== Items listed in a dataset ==
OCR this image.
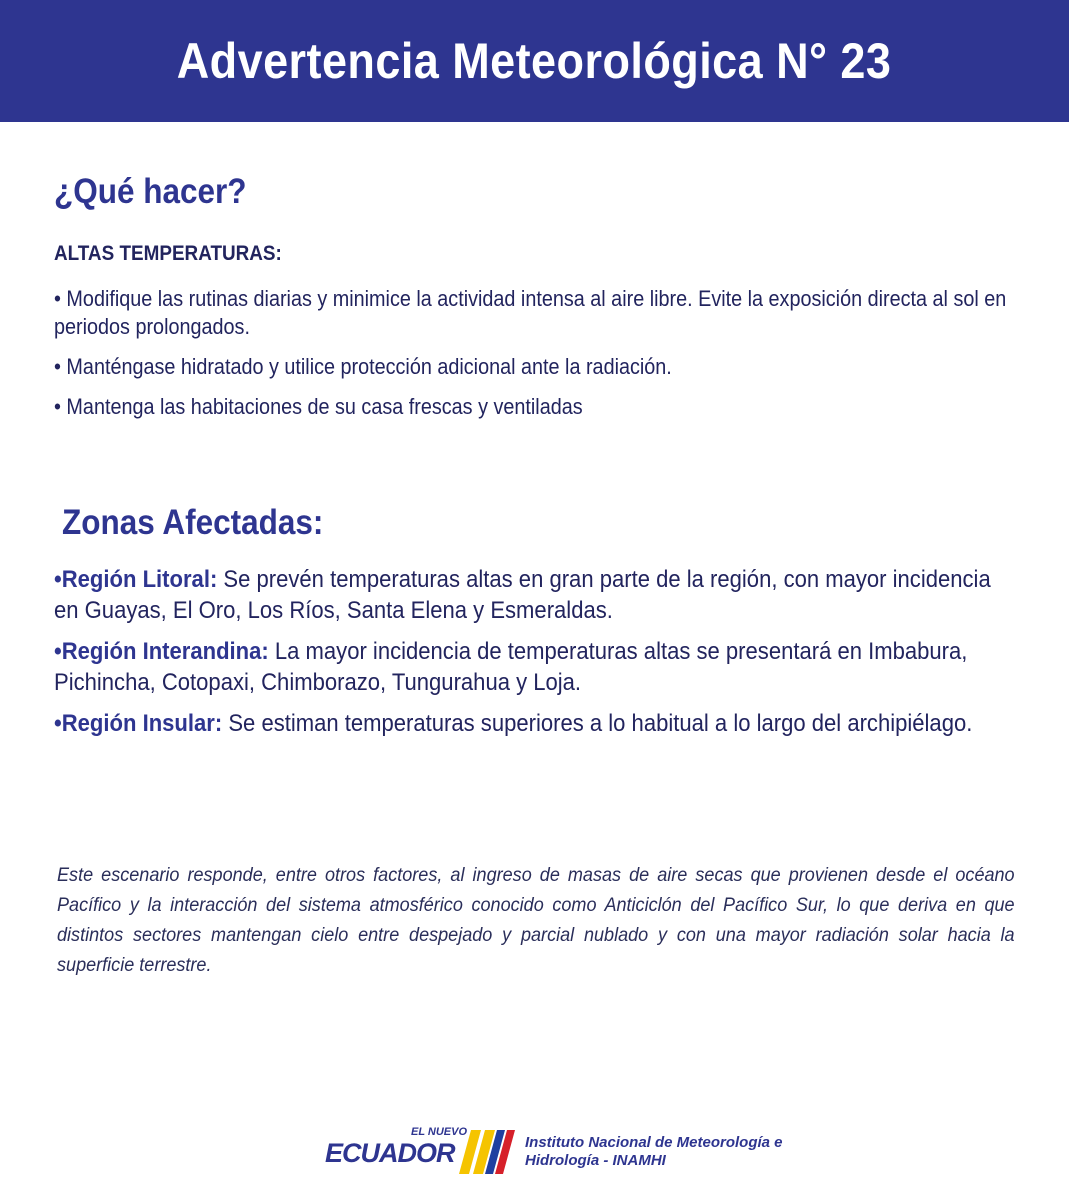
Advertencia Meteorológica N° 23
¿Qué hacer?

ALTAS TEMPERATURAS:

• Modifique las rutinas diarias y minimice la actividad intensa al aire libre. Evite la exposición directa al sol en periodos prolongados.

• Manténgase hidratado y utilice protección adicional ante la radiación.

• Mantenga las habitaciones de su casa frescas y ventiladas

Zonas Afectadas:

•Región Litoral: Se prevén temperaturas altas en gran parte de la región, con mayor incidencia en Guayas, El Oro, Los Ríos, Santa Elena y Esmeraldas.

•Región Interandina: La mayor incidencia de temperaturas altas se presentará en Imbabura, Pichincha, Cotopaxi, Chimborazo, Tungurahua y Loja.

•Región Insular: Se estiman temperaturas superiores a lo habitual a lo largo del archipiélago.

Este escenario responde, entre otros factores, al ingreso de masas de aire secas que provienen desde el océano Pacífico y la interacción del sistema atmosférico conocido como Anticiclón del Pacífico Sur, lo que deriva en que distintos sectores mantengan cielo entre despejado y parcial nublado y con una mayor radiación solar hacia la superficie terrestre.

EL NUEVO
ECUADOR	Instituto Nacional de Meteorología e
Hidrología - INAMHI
--
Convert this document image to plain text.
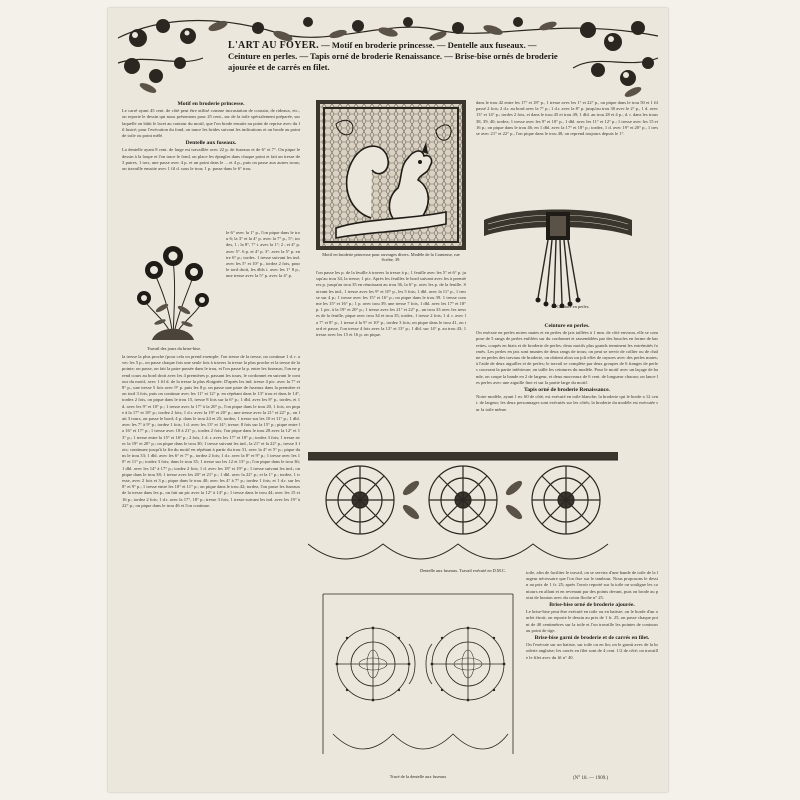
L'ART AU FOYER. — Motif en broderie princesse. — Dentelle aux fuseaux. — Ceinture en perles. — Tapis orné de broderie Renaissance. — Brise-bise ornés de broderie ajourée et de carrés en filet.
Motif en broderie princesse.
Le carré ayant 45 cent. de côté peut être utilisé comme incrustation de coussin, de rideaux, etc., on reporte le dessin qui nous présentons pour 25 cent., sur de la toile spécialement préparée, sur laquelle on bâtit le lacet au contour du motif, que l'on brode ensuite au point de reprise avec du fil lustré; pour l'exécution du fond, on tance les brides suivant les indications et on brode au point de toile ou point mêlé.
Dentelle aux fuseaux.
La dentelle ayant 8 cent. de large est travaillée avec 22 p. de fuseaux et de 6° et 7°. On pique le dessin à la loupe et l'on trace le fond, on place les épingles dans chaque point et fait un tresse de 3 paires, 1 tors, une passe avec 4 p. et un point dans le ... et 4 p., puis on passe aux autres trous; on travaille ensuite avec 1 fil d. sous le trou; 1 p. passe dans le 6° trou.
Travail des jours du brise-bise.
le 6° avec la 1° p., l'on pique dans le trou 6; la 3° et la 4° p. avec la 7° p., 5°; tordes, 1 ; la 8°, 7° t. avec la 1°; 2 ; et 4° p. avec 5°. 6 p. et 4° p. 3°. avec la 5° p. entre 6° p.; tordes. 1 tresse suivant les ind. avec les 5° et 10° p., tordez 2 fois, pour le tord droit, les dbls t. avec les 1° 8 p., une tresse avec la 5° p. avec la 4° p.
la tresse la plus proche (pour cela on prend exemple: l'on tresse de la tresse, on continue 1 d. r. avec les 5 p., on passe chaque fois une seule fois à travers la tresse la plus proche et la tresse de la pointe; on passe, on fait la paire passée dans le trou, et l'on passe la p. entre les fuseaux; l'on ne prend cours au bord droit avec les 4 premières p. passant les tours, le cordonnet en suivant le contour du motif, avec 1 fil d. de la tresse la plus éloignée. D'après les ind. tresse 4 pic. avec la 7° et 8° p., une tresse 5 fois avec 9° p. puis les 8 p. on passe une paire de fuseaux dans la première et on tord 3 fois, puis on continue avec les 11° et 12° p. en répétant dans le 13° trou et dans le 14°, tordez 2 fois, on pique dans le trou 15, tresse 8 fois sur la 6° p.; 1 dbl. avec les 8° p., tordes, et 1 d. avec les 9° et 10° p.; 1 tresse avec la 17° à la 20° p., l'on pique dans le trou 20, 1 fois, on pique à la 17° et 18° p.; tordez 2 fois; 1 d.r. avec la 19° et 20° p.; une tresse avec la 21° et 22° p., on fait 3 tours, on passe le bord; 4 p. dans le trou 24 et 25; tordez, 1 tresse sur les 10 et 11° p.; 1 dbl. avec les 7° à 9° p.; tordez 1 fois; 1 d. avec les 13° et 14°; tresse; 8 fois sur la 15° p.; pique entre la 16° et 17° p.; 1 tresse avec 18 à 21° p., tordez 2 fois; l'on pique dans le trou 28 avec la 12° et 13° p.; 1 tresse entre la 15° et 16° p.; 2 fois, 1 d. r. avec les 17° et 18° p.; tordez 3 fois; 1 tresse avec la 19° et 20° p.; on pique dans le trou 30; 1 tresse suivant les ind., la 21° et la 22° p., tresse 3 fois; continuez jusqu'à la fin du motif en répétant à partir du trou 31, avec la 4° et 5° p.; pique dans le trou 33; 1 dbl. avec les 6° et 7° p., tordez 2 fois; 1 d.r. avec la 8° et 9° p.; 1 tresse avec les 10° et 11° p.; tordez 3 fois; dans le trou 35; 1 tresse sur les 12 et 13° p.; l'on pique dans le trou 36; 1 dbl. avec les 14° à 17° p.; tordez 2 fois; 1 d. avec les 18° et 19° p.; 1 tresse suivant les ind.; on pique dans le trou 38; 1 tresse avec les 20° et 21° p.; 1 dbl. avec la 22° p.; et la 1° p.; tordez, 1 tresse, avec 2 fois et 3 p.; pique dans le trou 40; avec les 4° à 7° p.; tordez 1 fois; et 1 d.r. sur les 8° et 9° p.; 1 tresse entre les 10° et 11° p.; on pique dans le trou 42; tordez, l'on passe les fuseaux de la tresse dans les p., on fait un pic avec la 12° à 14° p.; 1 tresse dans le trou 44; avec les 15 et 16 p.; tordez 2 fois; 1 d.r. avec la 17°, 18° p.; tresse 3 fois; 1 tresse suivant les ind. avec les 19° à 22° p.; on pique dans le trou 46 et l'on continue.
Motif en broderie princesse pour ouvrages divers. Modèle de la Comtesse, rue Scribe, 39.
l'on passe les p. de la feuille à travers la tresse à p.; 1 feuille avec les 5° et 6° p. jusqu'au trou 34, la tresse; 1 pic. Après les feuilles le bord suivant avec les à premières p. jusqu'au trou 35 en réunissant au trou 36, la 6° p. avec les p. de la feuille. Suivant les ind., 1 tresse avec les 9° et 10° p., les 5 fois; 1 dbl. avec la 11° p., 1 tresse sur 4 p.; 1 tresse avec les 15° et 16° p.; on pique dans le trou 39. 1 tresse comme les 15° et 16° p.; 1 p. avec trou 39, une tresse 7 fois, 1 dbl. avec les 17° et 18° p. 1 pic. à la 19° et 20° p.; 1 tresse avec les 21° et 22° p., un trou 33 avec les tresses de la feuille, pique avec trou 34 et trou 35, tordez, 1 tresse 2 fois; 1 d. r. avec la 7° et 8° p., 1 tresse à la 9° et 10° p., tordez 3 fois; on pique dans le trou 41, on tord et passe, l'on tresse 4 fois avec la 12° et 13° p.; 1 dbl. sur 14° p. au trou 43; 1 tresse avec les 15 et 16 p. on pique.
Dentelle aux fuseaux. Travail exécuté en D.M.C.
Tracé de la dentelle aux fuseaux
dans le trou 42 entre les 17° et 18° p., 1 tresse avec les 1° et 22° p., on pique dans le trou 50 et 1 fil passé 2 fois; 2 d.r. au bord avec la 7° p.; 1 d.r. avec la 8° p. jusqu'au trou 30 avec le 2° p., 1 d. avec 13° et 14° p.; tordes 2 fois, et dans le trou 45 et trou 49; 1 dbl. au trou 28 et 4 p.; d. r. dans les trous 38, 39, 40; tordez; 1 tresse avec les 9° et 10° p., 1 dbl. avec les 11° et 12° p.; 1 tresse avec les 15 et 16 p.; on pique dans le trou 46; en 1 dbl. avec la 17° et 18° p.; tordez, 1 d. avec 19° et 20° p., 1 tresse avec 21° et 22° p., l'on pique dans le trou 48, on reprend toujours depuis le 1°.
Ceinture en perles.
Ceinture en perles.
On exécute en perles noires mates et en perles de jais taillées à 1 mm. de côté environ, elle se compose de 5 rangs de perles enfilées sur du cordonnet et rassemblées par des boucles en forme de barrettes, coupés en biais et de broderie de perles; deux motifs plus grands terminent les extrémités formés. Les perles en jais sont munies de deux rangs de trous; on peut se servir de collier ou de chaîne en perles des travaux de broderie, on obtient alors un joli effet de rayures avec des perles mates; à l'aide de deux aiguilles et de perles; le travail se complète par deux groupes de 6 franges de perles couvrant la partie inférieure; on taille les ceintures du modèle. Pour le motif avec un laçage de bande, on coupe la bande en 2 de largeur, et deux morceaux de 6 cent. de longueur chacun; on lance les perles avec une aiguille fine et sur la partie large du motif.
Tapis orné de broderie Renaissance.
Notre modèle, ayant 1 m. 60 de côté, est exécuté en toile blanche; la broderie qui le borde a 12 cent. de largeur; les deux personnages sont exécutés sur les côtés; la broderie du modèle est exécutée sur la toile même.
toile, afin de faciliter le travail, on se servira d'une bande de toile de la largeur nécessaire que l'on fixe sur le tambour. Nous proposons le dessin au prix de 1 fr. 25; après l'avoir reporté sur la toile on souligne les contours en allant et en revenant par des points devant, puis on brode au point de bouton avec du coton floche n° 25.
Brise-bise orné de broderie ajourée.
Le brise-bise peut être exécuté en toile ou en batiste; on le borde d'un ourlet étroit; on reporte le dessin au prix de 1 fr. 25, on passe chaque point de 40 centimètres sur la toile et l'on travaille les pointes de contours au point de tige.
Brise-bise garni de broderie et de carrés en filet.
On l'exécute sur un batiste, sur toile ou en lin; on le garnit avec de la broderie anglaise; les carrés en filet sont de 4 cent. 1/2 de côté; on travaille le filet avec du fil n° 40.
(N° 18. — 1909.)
==
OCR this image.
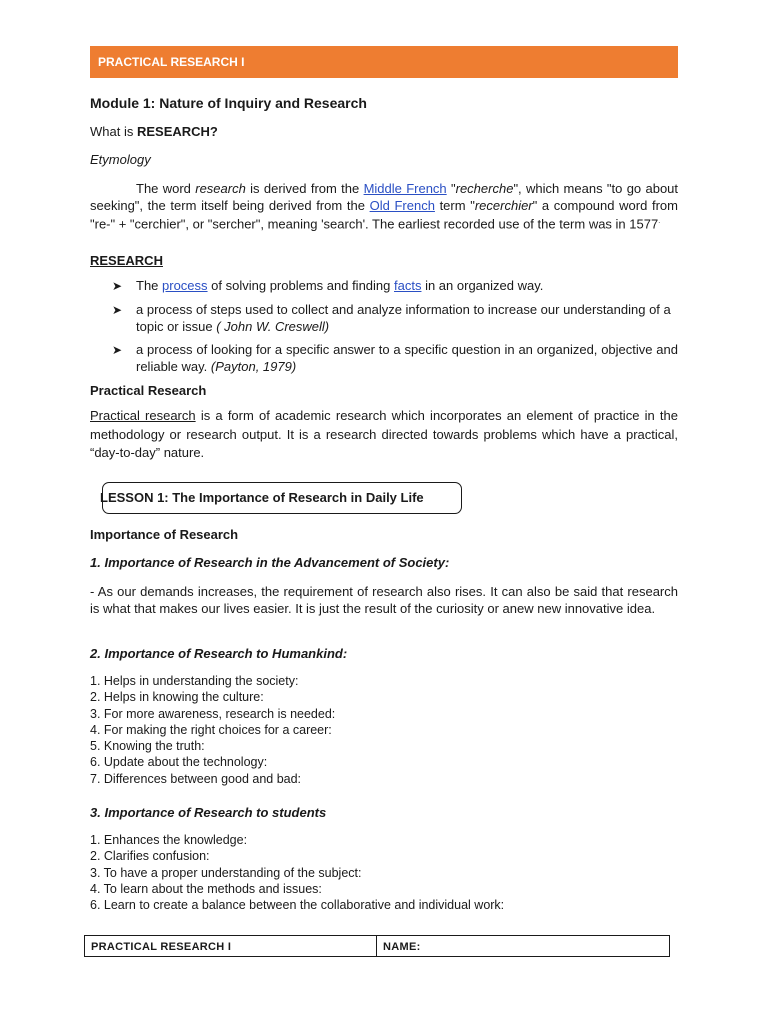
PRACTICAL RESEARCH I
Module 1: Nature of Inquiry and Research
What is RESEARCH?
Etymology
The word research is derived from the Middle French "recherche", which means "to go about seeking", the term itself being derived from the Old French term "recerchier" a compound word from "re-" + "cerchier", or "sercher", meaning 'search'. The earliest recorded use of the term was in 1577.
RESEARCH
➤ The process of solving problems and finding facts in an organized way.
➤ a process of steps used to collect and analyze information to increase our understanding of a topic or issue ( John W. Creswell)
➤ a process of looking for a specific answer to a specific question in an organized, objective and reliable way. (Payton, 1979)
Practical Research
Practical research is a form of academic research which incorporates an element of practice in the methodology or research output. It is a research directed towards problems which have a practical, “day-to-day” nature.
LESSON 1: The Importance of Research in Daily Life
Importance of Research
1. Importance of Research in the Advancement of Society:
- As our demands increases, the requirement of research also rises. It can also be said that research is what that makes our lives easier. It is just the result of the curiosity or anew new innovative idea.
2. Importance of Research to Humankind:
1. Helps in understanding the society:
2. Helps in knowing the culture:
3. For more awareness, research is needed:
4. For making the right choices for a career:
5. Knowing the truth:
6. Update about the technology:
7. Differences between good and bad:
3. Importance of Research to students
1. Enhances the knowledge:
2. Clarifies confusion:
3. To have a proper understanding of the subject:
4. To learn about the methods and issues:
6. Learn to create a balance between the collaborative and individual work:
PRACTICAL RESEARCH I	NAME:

== WHAT YOU WILL DO ==
Find all lines with "Importance" in them and copy each one.

== SOLUTION TO THE PROBLEM ==
LESSON 1: The Importance of Research in Daily Life
Importance of Research
1. Importance of Research in the Advancement of Society:
2. Importance of Research to Humankind:
3. Importance of Research to students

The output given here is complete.